** Start PROVIDED DATA **

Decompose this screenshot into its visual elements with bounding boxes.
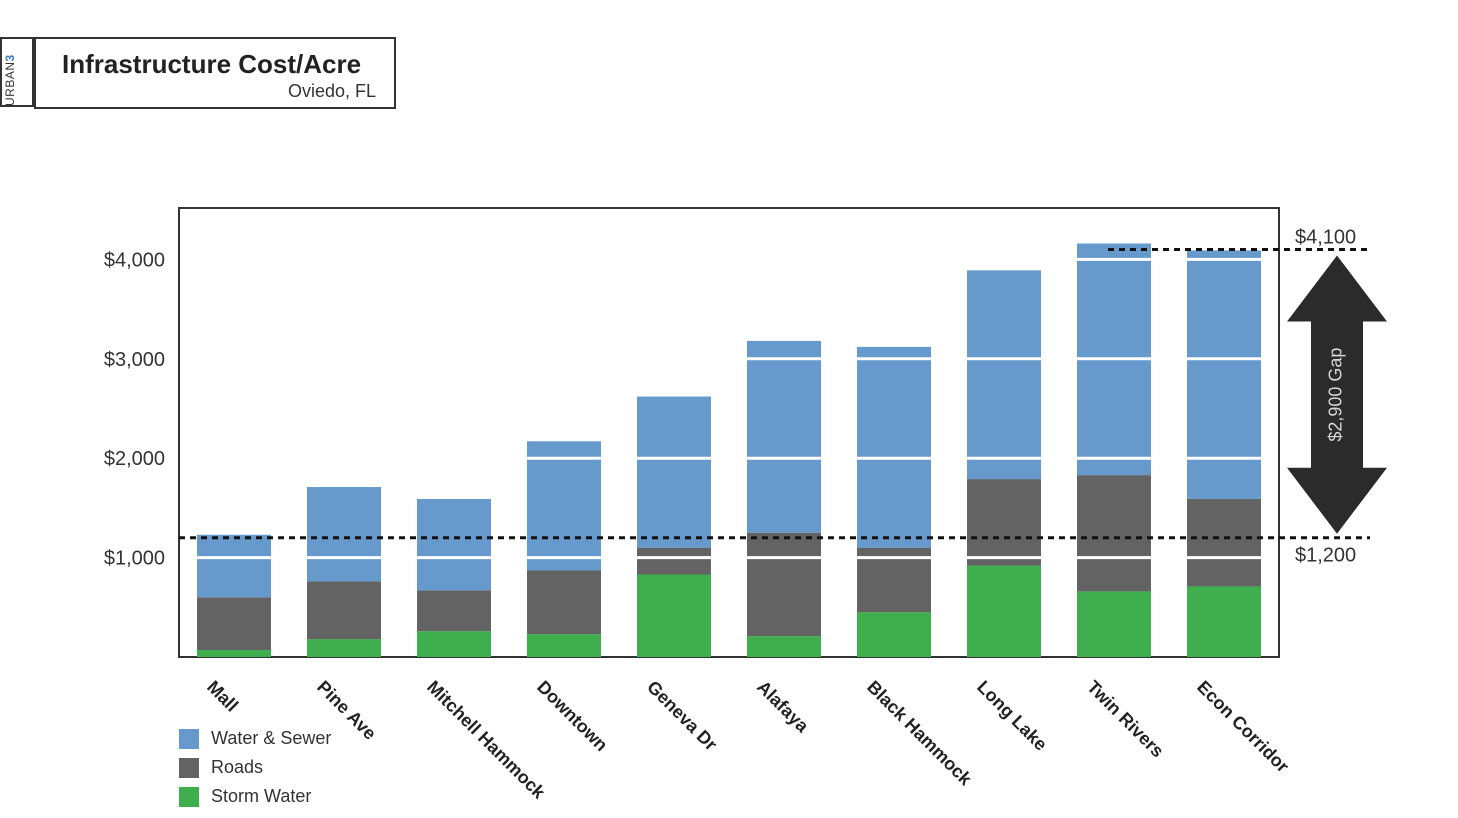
y-tick-label: $3,000 [104, 349, 165, 371]
legend-swatch-storm-water [179, 786, 199, 807]
x-tick-label: Long Lake [973, 677, 1051, 755]
bar-segment-water-sewer [307, 487, 381, 582]
legend-label-water-sewer: Water & Sewer [211, 728, 332, 748]
bar-segment-storm-water [1077, 591, 1151, 657]
bar-segment-roads [417, 590, 491, 632]
title-box: Infrastructure Cost/Acre Oviedo, FL [34, 37, 396, 109]
reference-line-label: $1,200 [1295, 545, 1356, 567]
bar-segment-water-sewer [967, 270, 1041, 480]
y-tick-label: $1,000 [104, 548, 165, 570]
bar-segment-water-sewer [527, 441, 601, 571]
x-tick-label: Mitchell Hammock [423, 677, 550, 804]
bar-segment-water-sewer [637, 396, 711, 548]
bar-segment-storm-water [197, 650, 271, 657]
bar-segment-water-sewer [747, 340, 821, 533]
brand-badge: URBAN3 [0, 37, 34, 107]
x-tick-label: Downtown [533, 677, 611, 755]
bar-segment-storm-water [747, 636, 821, 657]
bar-segment-water-sewer [857, 346, 931, 548]
plot-frame [178, 207, 1280, 658]
legend-label-roads: Roads [211, 757, 264, 777]
reference-line-label: $4,100 [1295, 226, 1356, 248]
bar-segment-roads [197, 597, 271, 651]
legend-label-storm-water: Storm Water [211, 786, 312, 806]
x-tick-label: Twin Rivers [1083, 677, 1168, 762]
legend-swatch-roads [179, 757, 199, 778]
bar-segment-storm-water [857, 612, 931, 657]
bar-segment-roads [1187, 498, 1261, 587]
bar-segment-roads [307, 581, 381, 640]
x-tick-label: Mall [203, 677, 242, 716]
bar-segment-roads [1077, 475, 1151, 592]
x-tick-label: Geneva Dr [643, 677, 721, 755]
y-tick-label: $2,000 [104, 448, 165, 470]
bar-segment-storm-water [967, 565, 1041, 657]
x-tick-label: Black Hammock [863, 677, 976, 790]
bar-segment-storm-water [1187, 586, 1261, 657]
gap-arrow-label: $2,900 Gap [1326, 348, 1346, 442]
bar-segment-water-sewer [417, 498, 491, 591]
chart-title: Infrastructure Cost/Acre [62, 49, 362, 79]
bar-segment-water-sewer [197, 534, 271, 598]
legend-item-roads: Roads [179, 753, 331, 782]
bar-segment-roads [637, 547, 711, 575]
gap-arrow [1287, 255, 1387, 534]
legend-item-storm-water: Storm Water [179, 782, 331, 811]
legend: Water & Sewer Roads Storm Water [179, 724, 331, 811]
bar-segment-roads [747, 532, 821, 637]
bar-segment-storm-water [637, 574, 711, 657]
bar-segment-roads [527, 570, 601, 635]
legend-swatch-water-sewer [179, 728, 199, 749]
bar-segment-storm-water [527, 634, 601, 657]
bar-segment-water-sewer [1187, 250, 1261, 499]
bar-segment-roads [967, 479, 1041, 566]
x-tick-label: Alafaya [753, 677, 813, 737]
x-tick-label: Econ Corridor [1193, 677, 1293, 777]
bar-segment-storm-water [307, 639, 381, 657]
y-tick-label: $4,000 [104, 249, 165, 271]
bar-segment-storm-water [417, 631, 491, 657]
legend-item-water-sewer: Water & Sewer [179, 724, 331, 753]
chart-subtitle: Oviedo, FL [287, 81, 376, 101]
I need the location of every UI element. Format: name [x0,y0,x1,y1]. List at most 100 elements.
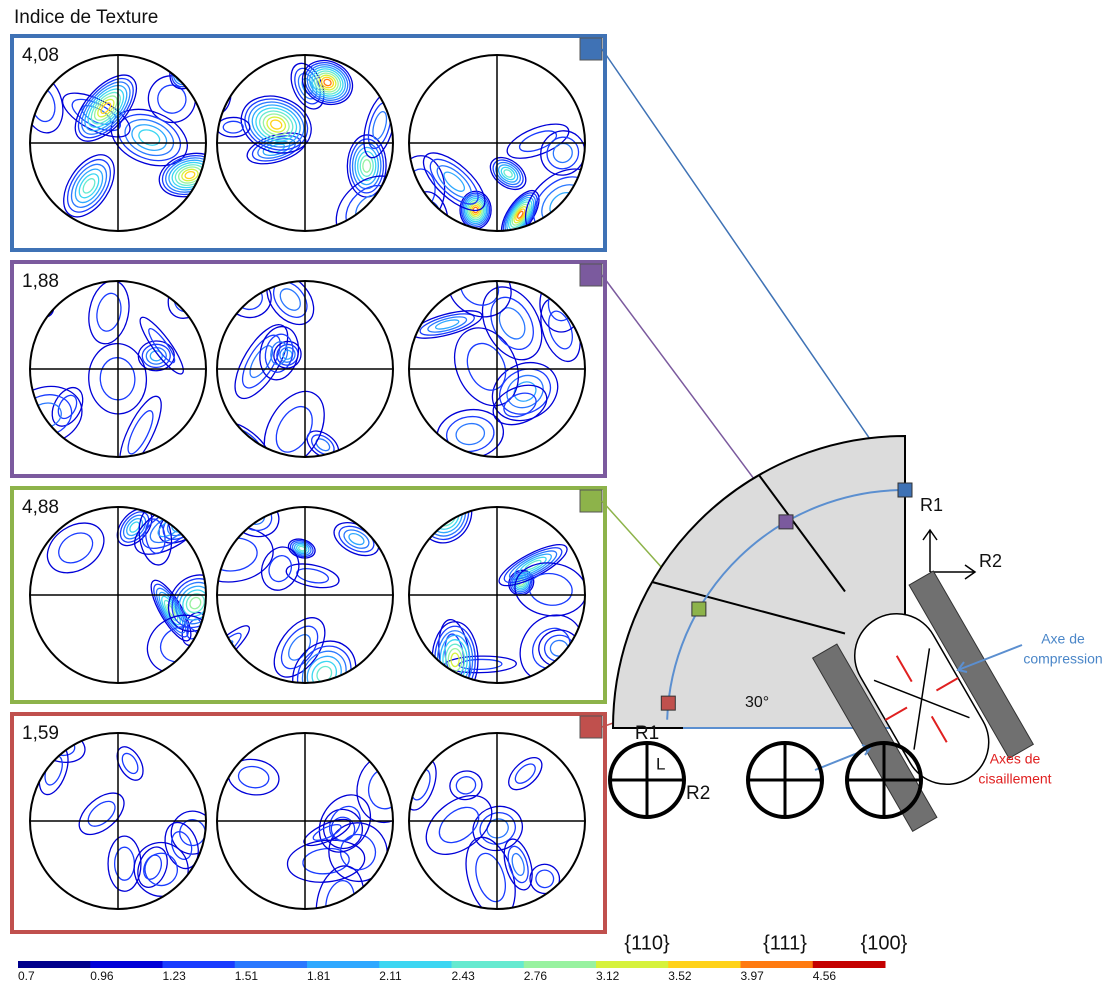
contour [513,206,528,224]
texture-index: 1,59 [22,723,59,744]
pole-circle [408,54,586,232]
contour [30,209,39,220]
contour [351,142,382,190]
pole-figure-contours [33,733,206,897]
reference-cross [748,743,822,817]
contour [362,159,372,173]
contour [372,110,388,140]
contour [175,509,199,529]
contour [110,108,188,167]
contour [46,522,105,574]
contour [290,62,325,110]
contour [313,70,342,95]
colorbar-label: 2.76 [524,969,548,983]
pole-circle [29,54,207,232]
contour [294,67,321,105]
contour [427,316,468,333]
contour [312,823,342,841]
texture-index: 1,88 [22,271,59,292]
contour [141,343,171,369]
contour [30,199,48,230]
pole-figure-contours [409,123,585,231]
contour [189,596,202,610]
contour [99,357,136,401]
ref-label: R2 [686,783,710,804]
contour [349,138,385,194]
contour [107,835,142,892]
contour [514,553,552,577]
contour [87,800,116,827]
contour [419,200,442,229]
contour [455,776,477,795]
contour [519,556,547,574]
contour [500,189,540,231]
contour [96,292,122,332]
contour [506,196,535,231]
contour [502,192,538,231]
contour [460,192,491,228]
contour [78,173,100,199]
contour [535,869,555,889]
contour [348,532,365,546]
contour [357,150,377,182]
contour [74,74,138,142]
contour [222,120,244,134]
contour [508,550,558,580]
sector [611,434,906,729]
contour [266,116,287,133]
contour [424,507,467,537]
contour [511,852,525,876]
contour [539,281,584,333]
pole-figure-contours [30,281,206,457]
contour [241,334,281,389]
arc [666,489,906,720]
contour [116,746,144,781]
contour [171,507,203,533]
contour [30,385,83,445]
contour [506,123,570,159]
axis-arrows [922,528,977,580]
contour [489,156,527,191]
contour [552,142,573,164]
contour [66,158,112,213]
contour [263,390,325,457]
shear-lines [873,648,970,750]
contour [311,68,344,97]
contour [516,210,524,219]
contour [227,758,280,796]
contour [149,350,163,362]
contour [556,738,585,758]
contour [143,854,163,880]
contour [436,165,472,199]
shear-label: Axes de [990,751,1041,767]
contour [184,63,191,72]
contour [343,529,370,549]
contour [88,342,148,415]
contour [497,164,519,183]
contour [507,845,529,884]
contour [227,507,280,538]
ref-label: R1 [635,723,659,744]
contour [266,281,315,326]
contour [173,281,206,313]
contour [150,579,192,642]
contour [504,194,537,231]
contour [61,92,131,138]
contour [145,518,166,555]
compression-label: Axe de [1041,631,1085,647]
contour [339,833,377,871]
contour [285,563,340,589]
colorbar-label: 0.96 [90,969,114,983]
contour [434,319,460,330]
contour [264,333,294,373]
colorbar-segment [18,961,91,968]
contour [295,544,308,553]
contour [74,168,104,204]
contour [184,170,196,180]
contour [436,408,505,457]
contour [100,102,112,114]
contour [51,386,84,427]
contour [303,818,351,847]
compression-label: compression [1023,651,1102,667]
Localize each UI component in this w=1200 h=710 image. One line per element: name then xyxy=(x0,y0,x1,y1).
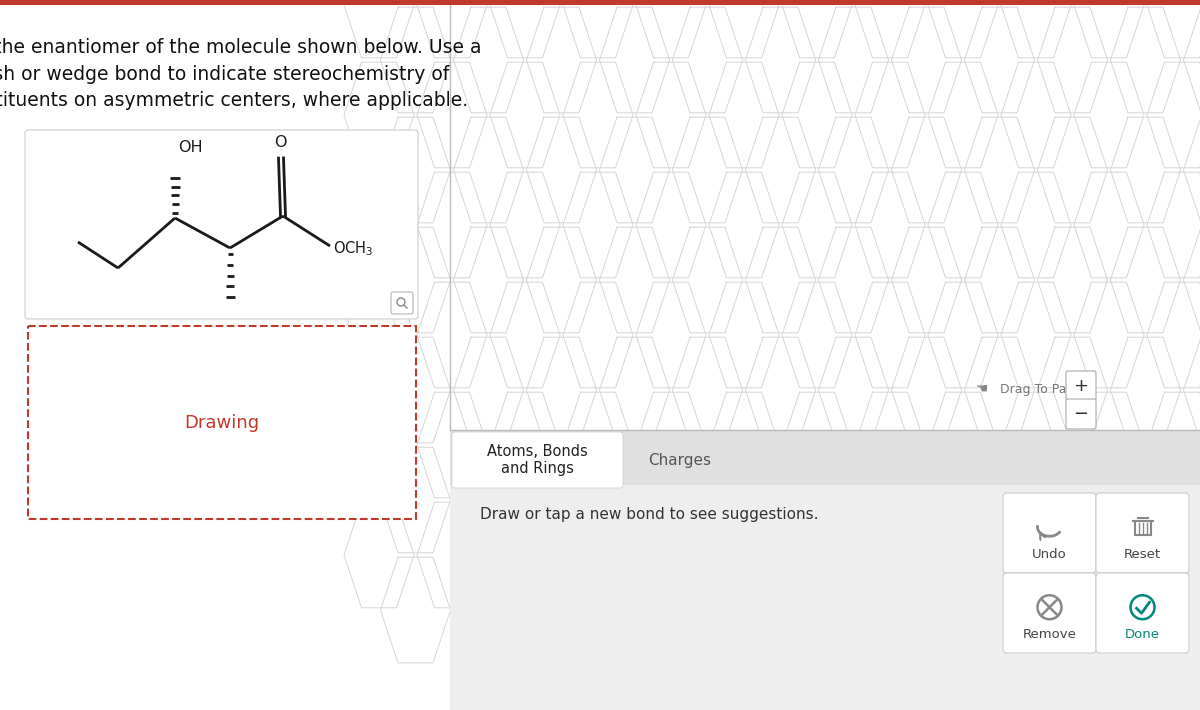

** End PROVIDED DATA **

__WHAT TO DO__
Go through the material above and list each line that contains the string "texture".

__SOLVED PROBLEM__
texture-index: 1,59 [22,723,59,744]
texture-index: 1,88 [22,271,59,292]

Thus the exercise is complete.